Quote the entries in full, character for character, without their images.

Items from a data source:
..............................

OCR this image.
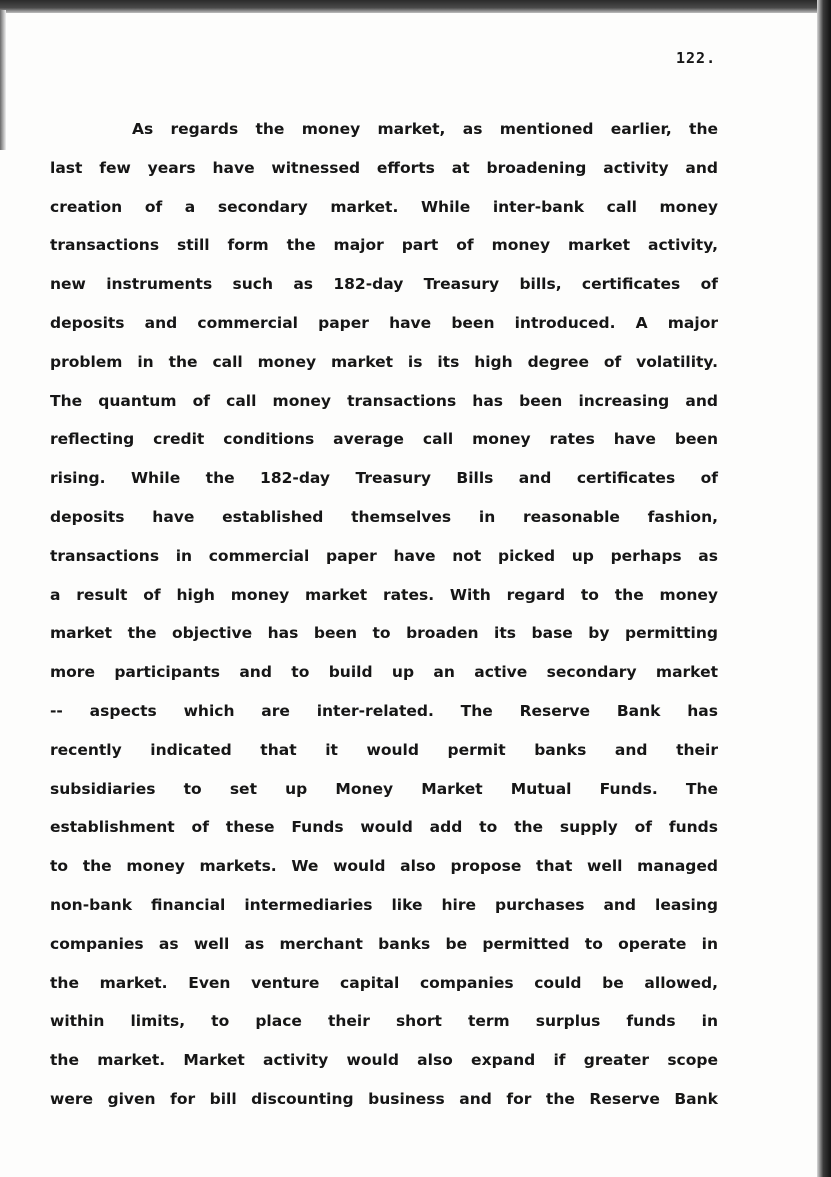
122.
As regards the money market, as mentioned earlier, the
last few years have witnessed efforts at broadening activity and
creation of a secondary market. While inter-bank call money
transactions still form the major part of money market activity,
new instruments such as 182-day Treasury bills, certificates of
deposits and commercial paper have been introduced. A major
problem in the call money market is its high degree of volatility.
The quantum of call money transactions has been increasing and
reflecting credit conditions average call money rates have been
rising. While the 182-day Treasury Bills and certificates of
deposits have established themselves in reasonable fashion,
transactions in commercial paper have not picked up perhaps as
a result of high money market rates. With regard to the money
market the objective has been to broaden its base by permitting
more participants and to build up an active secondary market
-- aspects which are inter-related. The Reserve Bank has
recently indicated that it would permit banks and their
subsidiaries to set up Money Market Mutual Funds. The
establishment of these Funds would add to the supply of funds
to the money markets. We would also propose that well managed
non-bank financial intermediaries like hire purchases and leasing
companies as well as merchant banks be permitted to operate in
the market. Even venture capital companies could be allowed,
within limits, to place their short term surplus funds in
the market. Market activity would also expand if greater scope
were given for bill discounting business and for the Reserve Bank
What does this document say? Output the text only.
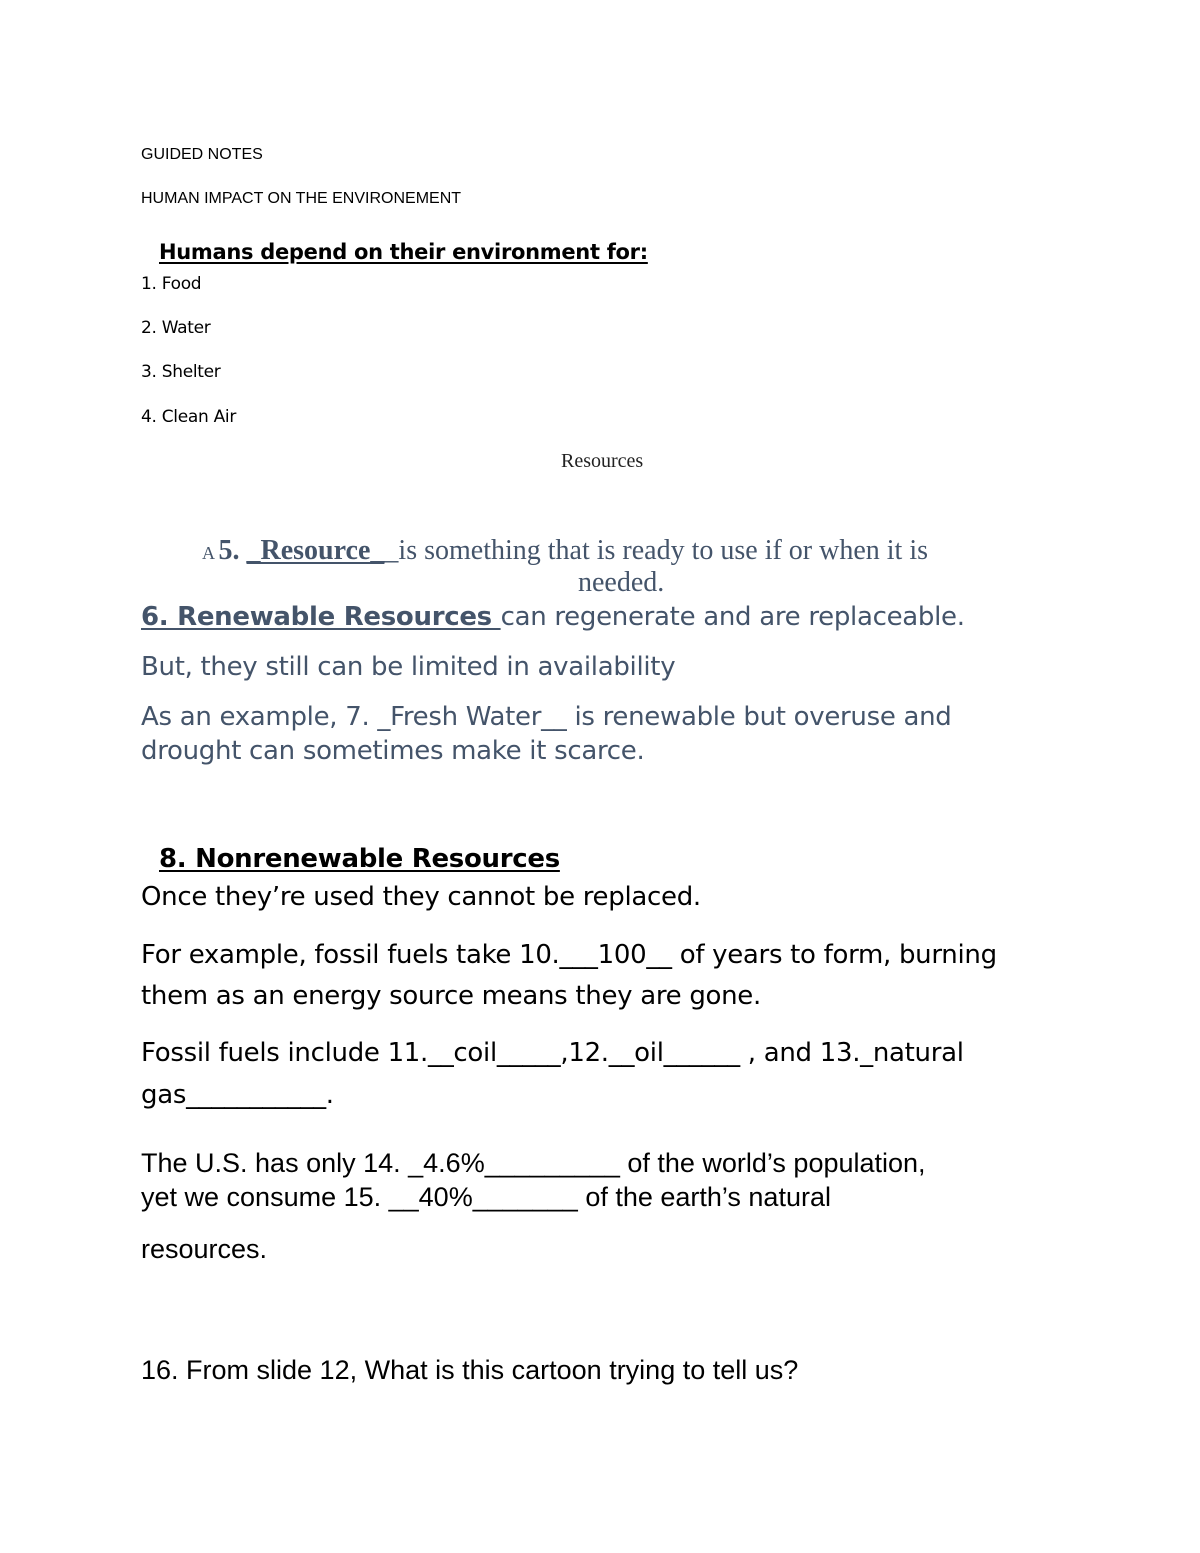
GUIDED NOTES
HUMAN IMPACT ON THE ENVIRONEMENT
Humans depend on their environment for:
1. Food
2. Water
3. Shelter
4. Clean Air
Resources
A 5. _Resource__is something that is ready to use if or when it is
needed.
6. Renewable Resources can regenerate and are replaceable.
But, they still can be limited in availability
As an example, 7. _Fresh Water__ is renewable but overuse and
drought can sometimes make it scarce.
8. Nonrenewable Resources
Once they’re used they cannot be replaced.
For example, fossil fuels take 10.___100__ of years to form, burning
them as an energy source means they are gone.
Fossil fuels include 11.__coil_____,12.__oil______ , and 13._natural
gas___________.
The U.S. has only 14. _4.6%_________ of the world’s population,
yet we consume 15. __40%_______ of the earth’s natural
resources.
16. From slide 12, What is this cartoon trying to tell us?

..............................

*Finished exercise*
OCR this image.
122.
As regards the money market, as mentioned earlier, the
last few years have witnessed efforts at broadening activity and
creation of a secondary market. While inter-bank call money
transactions still form the major part of money market activity,
new instruments such as 182-day Treasury bills, certificates of
deposits and commercial paper have been introduced. A major
problem in the call money market is its high degree of volatility.
The quantum of call money transactions has been increasing and
reflecting credit conditions average call money rates have been
rising. While the 182-day Treasury Bills and certificates of
deposits have established themselves in reasonable fashion,
transactions in commercial paper have not picked up perhaps as
a result of high money market rates. With regard to the money
market the objective has been to broaden its base by permitting
more participants and to build up an active secondary market
-- aspects which are inter-related. The Reserve Bank has
recently indicated that it would permit banks and their
subsidiaries to set up Money Market Mutual Funds. The
establishment of these Funds would add to the supply of funds
to the money markets. We would also propose that well managed
non-bank financial intermediaries like hire purchases and leasing
companies as well as merchant banks be permitted to operate in
the market. Even venture capital companies could be allowed,
within limits, to place their short term surplus funds in
the market. Market activity would also expand if greater scope
were given for bill discounting business and for the Reserve Bank
What does this document say? Output the text only.
GUIDED NOTES
HUMAN IMPACT ON THE ENVIRONEMENT
Humans depend on their environment for:
1. Food
2. Water
3. Shelter
4. Clean Air
Resources
A 5. _Resource__is something that is ready to use if or when it is
needed.
6. Renewable Resources can regenerate and are replaceable.
But, they still can be limited in availability
As an example, 7. _Fresh Water__ is renewable but overuse and
drought can sometimes make it scarce.
8. Nonrenewable Resources
Once they’re used they cannot be replaced.
For example, fossil fuels take 10.___100__ of years to form, burning
them as an energy source means they are gone.
Fossil fuels include 11.__coil_____,12.__oil______ , and 13._natural
gas___________.
The U.S. has only 14. _4.6%_________ of the world’s population,
yet we consume 15. __40%_______ of the earth’s natural
resources.
16. From slide 12, What is this cartoon trying to tell us?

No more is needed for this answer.